### SUPPLIED INFORMATION:
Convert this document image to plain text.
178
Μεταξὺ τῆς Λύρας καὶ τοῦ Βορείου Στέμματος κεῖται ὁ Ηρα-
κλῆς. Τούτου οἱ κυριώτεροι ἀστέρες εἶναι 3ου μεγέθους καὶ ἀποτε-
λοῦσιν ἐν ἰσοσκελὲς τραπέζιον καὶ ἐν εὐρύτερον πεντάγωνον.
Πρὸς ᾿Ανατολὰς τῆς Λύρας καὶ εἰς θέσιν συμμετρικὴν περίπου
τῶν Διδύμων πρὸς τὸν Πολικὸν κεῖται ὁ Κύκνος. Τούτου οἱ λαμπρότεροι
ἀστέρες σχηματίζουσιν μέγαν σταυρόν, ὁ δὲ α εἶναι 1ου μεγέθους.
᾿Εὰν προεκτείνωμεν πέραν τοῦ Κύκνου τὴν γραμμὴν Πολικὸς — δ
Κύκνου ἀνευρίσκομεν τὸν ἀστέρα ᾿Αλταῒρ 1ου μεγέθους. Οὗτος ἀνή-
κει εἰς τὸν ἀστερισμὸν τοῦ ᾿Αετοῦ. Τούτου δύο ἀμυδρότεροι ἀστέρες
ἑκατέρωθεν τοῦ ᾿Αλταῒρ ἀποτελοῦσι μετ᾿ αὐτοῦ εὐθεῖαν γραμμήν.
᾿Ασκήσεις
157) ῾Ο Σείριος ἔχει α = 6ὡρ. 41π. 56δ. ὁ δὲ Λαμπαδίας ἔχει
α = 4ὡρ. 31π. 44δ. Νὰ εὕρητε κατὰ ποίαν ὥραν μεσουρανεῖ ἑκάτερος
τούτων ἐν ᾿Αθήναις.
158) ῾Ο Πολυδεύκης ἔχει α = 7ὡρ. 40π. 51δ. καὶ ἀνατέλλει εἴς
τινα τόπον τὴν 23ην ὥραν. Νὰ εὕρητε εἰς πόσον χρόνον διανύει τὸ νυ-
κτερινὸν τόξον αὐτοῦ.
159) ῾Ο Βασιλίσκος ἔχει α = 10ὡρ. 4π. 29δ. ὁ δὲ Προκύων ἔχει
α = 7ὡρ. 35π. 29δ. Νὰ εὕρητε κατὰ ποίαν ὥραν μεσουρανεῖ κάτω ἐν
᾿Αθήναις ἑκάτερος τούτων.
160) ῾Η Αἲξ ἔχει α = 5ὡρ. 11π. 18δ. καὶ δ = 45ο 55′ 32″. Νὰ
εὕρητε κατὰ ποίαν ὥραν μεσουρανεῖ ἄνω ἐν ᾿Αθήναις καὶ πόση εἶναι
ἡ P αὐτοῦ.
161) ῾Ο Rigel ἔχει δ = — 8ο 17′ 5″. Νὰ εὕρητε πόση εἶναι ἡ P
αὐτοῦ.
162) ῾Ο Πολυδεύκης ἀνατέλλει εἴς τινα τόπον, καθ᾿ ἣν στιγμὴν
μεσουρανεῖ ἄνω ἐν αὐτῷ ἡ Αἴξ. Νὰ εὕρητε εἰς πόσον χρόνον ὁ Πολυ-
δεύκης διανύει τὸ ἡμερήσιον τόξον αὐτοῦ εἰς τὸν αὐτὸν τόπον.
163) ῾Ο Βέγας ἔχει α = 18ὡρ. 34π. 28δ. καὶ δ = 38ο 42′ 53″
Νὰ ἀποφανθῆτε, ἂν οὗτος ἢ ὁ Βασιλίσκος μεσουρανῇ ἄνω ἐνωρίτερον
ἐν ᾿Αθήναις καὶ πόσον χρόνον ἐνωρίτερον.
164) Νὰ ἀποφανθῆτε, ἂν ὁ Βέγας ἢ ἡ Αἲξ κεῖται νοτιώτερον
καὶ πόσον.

### TASK GOAL:
Print the listing above in full, exactly as it is.

### COMPLETED TASK:
Convert this document image to plain text.
178
Μεταξὺ τῆς Λύρας καὶ τοῦ Βορείου Στέμματος κεῖται ὁ Ηρα-
κλῆς. Τούτου οἱ κυριώτεροι ἀστέρες εἶναι 3ου μεγέθους καὶ ἀποτε-
λοῦσιν ἐν ἰσοσκελὲς τραπέζιον καὶ ἐν εὐρύτερον πεντάγωνον.
Πρὸς ᾿Ανατολὰς τῆς Λύρας καὶ εἰς θέσιν συμμετρικὴν περίπου
τῶν Διδύμων πρὸς τὸν Πολικὸν κεῖται ὁ Κύκνος. Τούτου οἱ λαμπρότεροι
ἀστέρες σχηματίζουσιν μέγαν σταυρόν, ὁ δὲ α εἶναι 1ου μεγέθους.
᾿Εὰν προεκτείνωμεν πέραν τοῦ Κύκνου τὴν γραμμὴν Πολικὸς — δ
Κύκνου ἀνευρίσκομεν τὸν ἀστέρα ᾿Αλταῒρ 1ου μεγέθους. Οὗτος ἀνή-
κει εἰς τὸν ἀστερισμὸν τοῦ ᾿Αετοῦ. Τούτου δύο ἀμυδρότεροι ἀστέρες
ἑκατέρωθεν τοῦ ᾿Αλταῒρ ἀποτελοῦσι μετ᾿ αὐτοῦ εὐθεῖαν γραμμήν.
᾿Ασκήσεις
157) ῾Ο Σείριος ἔχει α = 6ὡρ. 41π. 56δ. ὁ δὲ Λαμπαδίας ἔχει
α = 4ὡρ. 31π. 44δ. Νὰ εὕρητε κατὰ ποίαν ὥραν μεσουρανεῖ ἑκάτερος
τούτων ἐν ᾿Αθήναις.
158) ῾Ο Πολυδεύκης ἔχει α = 7ὡρ. 40π. 51δ. καὶ ἀνατέλλει εἴς
τινα τόπον τὴν 23ην ὥραν. Νὰ εὕρητε εἰς πόσον χρόνον διανύει τὸ νυ-
κτερινὸν τόξον αὐτοῦ.
159) ῾Ο Βασιλίσκος ἔχει α = 10ὡρ. 4π. 29δ. ὁ δὲ Προκύων ἔχει
α = 7ὡρ. 35π. 29δ. Νὰ εὕρητε κατὰ ποίαν ὥραν μεσουρανεῖ κάτω ἐν
᾿Αθήναις ἑκάτερος τούτων.
160) ῾Η Αἲξ ἔχει α = 5ὡρ. 11π. 18δ. καὶ δ = 45ο 55′ 32″. Νὰ
εὕρητε κατὰ ποίαν ὥραν μεσουρανεῖ ἄνω ἐν ᾿Αθήναις καὶ πόση εἶναι
ἡ P αὐτοῦ.
161) ῾Ο Rigel ἔχει δ = — 8ο 17′ 5″. Νὰ εὕρητε πόση εἶναι ἡ P
αὐτοῦ.
162) ῾Ο Πολυδεύκης ἀνατέλλει εἴς τινα τόπον, καθ᾿ ἣν στιγμὴν
μεσουρανεῖ ἄνω ἐν αὐτῷ ἡ Αἴξ. Νὰ εὕρητε εἰς πόσον χρόνον ὁ Πολυ-
δεύκης διανύει τὸ ἡμερήσιον τόξον αὐτοῦ εἰς τὸν αὐτὸν τόπον.
163) ῾Ο Βέγας ἔχει α = 18ὡρ. 34π. 28δ. καὶ δ = 38ο 42′ 53″
Νὰ ἀποφανθῆτε, ἂν οὗτος ἢ ὁ Βασιλίσκος μεσουρανῇ ἄνω ἐνωρίτερον
ἐν ᾿Αθήναις καὶ πόσον χρόνον ἐνωρίτερον.
164) Νὰ ἀποφανθῆτε, ἂν ὁ Βέγας ἢ ἡ Αἲξ κεῖται νοτιώτερον
καὶ πόσον.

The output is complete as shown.